Collection entries
_ _ _

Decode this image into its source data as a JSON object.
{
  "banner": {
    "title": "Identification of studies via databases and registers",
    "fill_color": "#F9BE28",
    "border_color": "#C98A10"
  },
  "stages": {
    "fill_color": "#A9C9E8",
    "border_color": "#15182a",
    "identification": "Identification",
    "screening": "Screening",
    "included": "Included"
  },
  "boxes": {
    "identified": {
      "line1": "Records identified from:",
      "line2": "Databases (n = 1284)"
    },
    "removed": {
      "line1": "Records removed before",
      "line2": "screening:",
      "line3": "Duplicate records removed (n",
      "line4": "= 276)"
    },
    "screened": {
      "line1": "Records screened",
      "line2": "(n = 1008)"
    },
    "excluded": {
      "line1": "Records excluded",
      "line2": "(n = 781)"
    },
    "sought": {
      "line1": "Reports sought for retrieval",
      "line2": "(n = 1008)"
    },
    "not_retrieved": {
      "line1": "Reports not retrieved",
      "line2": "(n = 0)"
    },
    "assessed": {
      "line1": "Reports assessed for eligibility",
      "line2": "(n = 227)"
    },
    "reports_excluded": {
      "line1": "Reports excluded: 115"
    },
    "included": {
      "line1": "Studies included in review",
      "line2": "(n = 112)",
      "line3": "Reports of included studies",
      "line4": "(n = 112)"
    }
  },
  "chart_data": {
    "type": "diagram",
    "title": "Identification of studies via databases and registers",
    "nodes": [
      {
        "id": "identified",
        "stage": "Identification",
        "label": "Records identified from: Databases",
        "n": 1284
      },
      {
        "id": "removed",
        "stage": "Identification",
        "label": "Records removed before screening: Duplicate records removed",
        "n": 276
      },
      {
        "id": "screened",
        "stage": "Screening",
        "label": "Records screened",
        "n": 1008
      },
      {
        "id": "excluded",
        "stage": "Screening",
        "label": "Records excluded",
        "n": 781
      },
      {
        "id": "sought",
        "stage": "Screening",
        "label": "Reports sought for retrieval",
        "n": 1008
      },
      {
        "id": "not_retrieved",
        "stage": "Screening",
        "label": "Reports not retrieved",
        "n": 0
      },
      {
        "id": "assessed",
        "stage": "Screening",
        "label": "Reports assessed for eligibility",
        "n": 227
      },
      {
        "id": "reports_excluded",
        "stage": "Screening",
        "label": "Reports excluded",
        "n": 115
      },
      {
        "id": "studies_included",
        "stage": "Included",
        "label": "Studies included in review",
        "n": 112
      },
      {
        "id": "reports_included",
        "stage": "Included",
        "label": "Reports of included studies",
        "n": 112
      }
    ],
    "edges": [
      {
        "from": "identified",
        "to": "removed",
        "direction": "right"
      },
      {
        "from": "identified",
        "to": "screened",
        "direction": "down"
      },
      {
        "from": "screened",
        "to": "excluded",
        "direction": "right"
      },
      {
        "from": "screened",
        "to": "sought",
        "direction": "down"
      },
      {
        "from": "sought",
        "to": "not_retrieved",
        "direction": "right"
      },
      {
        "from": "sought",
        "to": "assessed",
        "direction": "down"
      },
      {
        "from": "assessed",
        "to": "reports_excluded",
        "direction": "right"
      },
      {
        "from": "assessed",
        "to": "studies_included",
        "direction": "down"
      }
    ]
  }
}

_ _ _

Pick out the lines containing the string "screened".

    "screened": {
      "line1": "Records screened",
        "id": "screened",
        "label": "Records screened",
        "to": "screened",
        "from": "screened",
        "from": "screened",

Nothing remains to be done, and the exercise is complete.